== THE INPUT ==
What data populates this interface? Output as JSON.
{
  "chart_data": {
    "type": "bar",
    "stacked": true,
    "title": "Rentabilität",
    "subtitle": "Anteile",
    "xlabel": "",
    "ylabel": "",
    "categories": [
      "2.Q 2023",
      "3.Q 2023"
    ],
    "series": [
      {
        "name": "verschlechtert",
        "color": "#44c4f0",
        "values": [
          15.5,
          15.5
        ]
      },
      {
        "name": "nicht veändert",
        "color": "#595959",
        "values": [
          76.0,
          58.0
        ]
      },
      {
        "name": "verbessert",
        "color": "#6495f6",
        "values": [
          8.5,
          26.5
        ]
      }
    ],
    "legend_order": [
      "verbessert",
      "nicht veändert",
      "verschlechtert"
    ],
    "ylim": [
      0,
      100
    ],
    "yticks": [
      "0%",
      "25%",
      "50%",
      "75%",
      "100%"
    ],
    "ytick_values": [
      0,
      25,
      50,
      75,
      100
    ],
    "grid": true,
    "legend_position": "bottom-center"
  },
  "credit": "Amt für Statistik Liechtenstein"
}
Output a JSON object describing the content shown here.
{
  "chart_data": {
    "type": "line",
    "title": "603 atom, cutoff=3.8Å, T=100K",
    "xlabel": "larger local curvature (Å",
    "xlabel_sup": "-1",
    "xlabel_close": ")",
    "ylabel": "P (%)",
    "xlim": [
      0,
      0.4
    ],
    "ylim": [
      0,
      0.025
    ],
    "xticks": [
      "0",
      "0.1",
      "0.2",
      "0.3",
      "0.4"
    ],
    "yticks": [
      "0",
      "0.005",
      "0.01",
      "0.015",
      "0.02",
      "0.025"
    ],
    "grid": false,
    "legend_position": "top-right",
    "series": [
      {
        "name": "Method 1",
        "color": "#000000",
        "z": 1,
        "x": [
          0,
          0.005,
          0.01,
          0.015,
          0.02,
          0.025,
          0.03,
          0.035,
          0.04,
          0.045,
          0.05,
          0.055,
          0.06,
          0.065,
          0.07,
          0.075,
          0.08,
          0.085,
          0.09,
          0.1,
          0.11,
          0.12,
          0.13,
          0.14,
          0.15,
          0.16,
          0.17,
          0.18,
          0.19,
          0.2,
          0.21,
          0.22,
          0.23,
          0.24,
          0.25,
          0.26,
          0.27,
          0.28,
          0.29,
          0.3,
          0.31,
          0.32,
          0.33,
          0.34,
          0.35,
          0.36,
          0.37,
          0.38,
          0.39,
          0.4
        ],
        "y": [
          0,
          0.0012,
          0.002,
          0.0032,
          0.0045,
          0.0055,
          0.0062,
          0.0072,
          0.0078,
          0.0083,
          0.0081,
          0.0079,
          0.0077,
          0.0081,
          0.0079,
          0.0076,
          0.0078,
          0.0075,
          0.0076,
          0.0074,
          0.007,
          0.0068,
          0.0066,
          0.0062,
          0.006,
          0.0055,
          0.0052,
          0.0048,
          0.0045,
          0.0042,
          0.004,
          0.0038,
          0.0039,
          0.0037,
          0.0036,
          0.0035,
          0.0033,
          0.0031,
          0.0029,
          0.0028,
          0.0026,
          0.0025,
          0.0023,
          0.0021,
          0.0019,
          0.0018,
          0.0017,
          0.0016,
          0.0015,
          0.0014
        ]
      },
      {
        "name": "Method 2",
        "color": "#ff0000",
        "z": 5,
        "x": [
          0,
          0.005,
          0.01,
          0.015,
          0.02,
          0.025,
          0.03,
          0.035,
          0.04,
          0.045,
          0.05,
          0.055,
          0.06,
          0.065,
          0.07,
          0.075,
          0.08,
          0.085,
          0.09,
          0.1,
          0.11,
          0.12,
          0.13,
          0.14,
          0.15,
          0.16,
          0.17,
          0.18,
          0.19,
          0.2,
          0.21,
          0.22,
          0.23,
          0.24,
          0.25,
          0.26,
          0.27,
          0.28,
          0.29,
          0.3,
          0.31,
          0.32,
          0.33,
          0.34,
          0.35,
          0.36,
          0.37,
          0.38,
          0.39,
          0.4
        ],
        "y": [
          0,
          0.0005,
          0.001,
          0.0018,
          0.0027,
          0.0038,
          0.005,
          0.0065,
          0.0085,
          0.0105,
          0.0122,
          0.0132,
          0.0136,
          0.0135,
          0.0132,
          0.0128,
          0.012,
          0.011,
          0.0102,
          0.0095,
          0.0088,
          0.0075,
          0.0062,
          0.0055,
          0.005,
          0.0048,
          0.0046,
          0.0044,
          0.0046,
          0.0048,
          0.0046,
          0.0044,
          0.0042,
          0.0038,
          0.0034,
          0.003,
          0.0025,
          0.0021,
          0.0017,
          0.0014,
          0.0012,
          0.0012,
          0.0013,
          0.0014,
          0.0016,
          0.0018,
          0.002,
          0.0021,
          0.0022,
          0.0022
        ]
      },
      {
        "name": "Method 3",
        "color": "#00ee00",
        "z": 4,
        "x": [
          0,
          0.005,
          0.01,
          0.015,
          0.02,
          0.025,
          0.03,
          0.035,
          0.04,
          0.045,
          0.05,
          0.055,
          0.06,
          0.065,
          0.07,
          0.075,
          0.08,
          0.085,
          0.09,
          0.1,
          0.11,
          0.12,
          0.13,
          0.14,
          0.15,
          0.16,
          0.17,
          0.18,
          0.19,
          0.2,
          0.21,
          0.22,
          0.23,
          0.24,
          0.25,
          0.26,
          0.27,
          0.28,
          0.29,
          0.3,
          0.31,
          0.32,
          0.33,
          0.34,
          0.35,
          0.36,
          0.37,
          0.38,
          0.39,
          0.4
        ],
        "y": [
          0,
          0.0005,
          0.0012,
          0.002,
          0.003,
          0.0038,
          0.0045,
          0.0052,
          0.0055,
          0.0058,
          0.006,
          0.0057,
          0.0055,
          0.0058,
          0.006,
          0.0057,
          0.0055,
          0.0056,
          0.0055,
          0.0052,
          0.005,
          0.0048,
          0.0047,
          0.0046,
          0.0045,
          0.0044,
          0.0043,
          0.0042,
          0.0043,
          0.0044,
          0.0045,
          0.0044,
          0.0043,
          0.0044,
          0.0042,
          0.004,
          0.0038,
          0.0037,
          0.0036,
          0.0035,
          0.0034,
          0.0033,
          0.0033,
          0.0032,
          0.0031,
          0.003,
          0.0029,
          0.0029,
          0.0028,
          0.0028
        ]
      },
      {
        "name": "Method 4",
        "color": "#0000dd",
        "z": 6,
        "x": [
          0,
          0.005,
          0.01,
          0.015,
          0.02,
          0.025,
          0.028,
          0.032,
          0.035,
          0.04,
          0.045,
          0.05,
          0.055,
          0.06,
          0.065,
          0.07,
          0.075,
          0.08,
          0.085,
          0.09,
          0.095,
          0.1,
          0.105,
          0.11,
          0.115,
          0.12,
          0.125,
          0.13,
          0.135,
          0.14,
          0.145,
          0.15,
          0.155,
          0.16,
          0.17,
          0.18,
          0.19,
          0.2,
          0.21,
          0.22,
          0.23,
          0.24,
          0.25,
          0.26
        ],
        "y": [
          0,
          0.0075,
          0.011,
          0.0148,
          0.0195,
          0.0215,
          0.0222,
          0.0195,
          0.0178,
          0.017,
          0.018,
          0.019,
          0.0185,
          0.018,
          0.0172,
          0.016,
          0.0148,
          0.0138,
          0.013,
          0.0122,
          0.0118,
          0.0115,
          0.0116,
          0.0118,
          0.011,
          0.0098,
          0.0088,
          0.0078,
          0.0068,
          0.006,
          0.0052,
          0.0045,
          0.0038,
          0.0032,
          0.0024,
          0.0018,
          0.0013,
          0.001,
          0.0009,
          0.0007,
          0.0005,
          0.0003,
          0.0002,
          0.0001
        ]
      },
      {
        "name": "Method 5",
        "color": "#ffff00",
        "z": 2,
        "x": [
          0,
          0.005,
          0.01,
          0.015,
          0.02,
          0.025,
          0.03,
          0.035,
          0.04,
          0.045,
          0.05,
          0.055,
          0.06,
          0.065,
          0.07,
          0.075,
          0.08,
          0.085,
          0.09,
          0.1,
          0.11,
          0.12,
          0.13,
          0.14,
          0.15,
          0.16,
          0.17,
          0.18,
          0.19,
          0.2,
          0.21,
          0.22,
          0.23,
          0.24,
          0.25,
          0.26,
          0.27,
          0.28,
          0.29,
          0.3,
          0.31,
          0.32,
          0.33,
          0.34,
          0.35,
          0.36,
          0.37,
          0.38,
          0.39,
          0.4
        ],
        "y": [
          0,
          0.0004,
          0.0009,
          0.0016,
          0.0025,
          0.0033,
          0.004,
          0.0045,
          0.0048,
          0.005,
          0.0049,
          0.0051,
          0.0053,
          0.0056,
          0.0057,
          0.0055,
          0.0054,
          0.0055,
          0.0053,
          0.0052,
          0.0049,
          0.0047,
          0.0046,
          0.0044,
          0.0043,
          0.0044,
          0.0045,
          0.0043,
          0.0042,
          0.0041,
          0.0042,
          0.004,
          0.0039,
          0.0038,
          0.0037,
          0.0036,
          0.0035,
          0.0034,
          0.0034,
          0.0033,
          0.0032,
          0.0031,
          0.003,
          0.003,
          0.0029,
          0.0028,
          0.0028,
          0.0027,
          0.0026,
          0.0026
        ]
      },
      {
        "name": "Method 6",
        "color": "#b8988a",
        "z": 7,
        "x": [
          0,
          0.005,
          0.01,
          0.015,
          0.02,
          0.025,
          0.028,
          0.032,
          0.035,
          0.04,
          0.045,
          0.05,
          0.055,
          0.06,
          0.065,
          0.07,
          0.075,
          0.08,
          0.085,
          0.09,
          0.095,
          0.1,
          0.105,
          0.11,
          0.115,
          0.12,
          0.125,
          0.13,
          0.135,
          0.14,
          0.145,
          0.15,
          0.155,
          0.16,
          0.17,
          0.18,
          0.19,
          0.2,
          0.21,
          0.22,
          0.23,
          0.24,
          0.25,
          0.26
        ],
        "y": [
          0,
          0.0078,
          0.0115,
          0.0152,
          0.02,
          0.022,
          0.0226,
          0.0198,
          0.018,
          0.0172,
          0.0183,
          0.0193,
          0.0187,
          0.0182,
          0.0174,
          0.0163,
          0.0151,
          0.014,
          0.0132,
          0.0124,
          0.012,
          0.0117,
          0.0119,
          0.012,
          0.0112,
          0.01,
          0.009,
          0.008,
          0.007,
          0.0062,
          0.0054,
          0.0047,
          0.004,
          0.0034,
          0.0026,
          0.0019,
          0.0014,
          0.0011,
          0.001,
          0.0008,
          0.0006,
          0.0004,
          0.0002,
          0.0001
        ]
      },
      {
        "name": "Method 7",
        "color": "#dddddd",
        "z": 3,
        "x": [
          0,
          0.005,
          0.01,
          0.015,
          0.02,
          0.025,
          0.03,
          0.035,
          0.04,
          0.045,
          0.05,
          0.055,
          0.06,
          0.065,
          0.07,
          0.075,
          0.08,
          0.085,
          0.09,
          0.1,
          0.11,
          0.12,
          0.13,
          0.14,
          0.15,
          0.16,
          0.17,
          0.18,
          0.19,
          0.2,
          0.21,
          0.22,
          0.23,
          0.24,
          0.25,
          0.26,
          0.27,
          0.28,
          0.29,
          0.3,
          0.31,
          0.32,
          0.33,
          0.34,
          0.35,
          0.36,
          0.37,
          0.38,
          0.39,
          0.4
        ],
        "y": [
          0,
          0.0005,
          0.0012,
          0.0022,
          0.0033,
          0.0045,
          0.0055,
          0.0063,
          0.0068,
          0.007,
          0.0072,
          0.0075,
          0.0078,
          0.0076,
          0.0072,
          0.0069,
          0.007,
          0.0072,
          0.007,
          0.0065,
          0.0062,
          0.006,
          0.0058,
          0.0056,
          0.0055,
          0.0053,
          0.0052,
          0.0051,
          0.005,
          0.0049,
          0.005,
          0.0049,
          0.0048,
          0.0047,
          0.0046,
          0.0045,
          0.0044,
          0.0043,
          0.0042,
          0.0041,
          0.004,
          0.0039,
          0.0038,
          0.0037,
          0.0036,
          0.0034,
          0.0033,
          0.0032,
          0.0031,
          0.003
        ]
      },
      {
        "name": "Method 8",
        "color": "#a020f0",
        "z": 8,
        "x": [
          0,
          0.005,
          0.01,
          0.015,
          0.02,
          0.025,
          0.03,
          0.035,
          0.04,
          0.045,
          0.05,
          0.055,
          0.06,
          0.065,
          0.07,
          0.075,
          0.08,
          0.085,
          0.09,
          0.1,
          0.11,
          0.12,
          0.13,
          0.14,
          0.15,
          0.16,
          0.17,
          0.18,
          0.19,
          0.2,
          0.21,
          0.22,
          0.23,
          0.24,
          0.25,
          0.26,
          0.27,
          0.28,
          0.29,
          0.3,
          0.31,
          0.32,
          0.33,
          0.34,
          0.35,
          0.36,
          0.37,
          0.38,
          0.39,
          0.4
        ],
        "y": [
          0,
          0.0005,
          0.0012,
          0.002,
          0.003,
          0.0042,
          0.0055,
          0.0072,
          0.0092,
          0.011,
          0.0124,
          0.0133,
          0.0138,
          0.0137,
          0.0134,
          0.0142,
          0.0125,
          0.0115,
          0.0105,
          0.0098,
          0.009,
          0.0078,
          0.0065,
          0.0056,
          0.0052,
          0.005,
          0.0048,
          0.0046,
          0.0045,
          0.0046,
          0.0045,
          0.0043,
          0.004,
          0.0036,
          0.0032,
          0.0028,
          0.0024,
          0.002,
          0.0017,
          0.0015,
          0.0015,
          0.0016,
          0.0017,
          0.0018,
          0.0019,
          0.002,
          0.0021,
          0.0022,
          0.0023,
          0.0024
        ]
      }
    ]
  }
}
===
WORK INSTRUCTIONS: Identify the lines in the entries above that contain "veändert", then copy them out.

SOLUTION TO THE PROBLEM:
        "name": "nicht veändert",
      "nicht veändert",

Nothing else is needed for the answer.